What to produce => List, from the lines below, each one with "appear" in it.
──────────────────────────────
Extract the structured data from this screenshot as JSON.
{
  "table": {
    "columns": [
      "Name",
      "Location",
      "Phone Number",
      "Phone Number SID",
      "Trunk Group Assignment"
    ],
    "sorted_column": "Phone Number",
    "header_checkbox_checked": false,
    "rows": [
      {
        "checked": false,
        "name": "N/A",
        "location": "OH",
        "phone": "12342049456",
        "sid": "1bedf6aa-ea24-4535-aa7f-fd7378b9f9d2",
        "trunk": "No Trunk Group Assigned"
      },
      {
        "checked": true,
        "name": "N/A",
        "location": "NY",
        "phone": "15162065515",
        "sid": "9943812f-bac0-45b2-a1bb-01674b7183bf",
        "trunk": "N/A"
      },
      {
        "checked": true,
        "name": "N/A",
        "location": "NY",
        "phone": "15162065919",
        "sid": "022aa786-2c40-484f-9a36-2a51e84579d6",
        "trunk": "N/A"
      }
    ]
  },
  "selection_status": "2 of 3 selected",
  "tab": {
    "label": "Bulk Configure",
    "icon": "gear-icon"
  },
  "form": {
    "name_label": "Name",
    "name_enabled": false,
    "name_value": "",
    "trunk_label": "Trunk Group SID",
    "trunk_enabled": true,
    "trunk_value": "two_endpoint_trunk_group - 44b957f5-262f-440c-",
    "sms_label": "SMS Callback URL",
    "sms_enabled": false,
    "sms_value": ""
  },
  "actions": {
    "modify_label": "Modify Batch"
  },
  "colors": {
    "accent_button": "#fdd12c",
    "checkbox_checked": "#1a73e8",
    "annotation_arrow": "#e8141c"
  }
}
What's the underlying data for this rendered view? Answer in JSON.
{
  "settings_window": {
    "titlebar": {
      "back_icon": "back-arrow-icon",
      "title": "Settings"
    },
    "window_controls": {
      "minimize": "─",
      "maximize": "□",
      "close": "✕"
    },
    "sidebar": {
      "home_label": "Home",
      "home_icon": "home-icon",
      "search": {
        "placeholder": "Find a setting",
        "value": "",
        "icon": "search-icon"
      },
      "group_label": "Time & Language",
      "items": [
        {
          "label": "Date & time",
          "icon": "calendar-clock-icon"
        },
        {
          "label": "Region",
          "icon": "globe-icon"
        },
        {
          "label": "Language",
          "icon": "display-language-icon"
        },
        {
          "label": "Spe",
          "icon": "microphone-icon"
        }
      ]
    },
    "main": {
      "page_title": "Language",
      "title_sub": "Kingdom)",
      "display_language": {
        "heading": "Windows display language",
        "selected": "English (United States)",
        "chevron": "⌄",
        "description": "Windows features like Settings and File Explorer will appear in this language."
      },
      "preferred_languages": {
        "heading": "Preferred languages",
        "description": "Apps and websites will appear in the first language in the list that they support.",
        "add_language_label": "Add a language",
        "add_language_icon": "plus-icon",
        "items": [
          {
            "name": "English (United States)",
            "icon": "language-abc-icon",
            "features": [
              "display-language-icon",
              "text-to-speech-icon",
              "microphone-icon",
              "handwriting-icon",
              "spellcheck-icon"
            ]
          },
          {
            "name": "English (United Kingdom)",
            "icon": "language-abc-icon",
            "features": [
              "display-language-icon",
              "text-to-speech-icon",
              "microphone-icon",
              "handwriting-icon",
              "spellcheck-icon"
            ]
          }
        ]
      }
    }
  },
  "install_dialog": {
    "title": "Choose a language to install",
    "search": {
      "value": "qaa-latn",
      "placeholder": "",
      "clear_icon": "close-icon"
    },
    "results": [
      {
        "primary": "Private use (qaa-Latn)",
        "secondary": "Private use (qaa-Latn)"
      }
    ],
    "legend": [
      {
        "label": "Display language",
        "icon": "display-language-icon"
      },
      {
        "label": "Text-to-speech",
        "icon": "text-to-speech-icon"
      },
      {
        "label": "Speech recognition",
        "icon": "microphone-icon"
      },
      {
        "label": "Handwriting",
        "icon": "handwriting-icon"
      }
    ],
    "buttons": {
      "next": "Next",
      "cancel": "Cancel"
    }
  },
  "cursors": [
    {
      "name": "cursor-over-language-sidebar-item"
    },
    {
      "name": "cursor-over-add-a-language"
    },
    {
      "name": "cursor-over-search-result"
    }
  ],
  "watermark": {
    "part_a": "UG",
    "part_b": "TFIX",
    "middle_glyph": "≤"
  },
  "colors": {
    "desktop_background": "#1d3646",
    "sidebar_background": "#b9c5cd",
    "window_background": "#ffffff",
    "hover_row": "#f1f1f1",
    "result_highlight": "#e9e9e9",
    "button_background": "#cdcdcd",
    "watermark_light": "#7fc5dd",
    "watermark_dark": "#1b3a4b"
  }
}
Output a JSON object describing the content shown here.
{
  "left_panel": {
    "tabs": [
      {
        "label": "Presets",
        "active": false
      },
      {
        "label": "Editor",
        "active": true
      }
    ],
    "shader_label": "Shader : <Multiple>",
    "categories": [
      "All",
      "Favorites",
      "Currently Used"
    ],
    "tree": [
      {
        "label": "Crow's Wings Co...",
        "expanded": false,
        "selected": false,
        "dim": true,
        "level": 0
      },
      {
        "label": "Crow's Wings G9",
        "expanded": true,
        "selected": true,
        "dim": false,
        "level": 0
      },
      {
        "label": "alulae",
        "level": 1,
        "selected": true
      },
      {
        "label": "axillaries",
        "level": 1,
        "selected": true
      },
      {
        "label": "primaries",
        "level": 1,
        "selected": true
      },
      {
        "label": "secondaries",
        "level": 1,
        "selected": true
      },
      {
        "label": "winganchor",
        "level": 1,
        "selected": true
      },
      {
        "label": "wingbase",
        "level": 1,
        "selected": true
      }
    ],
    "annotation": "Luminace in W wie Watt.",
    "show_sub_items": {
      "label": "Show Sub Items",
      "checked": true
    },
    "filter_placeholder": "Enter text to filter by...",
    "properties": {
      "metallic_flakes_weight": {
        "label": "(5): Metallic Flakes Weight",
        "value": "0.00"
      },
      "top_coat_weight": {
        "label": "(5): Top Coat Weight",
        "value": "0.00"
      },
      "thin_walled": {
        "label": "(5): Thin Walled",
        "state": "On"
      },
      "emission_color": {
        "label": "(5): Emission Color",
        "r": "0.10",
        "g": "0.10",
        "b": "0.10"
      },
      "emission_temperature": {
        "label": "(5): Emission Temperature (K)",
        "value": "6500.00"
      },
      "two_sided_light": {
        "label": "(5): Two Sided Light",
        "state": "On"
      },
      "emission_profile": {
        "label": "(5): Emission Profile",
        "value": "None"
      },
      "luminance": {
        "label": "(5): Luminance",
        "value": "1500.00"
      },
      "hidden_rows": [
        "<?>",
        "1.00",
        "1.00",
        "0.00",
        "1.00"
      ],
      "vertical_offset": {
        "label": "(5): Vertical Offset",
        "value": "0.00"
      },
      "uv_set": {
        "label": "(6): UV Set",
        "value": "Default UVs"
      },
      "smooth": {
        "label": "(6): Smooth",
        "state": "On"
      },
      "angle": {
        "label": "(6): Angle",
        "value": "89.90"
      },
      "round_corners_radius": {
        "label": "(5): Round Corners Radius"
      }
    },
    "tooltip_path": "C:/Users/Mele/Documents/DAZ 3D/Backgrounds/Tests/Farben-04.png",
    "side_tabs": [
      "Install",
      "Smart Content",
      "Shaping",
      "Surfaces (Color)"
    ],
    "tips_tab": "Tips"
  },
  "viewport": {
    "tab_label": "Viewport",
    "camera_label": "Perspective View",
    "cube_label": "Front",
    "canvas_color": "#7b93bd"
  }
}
──────────────────────────────
Correct result =>
        "description": "Windows features like Settings and File Explorer will appear in this language."
        "description": "Apps and websites will appear in the first language in the list that they support.",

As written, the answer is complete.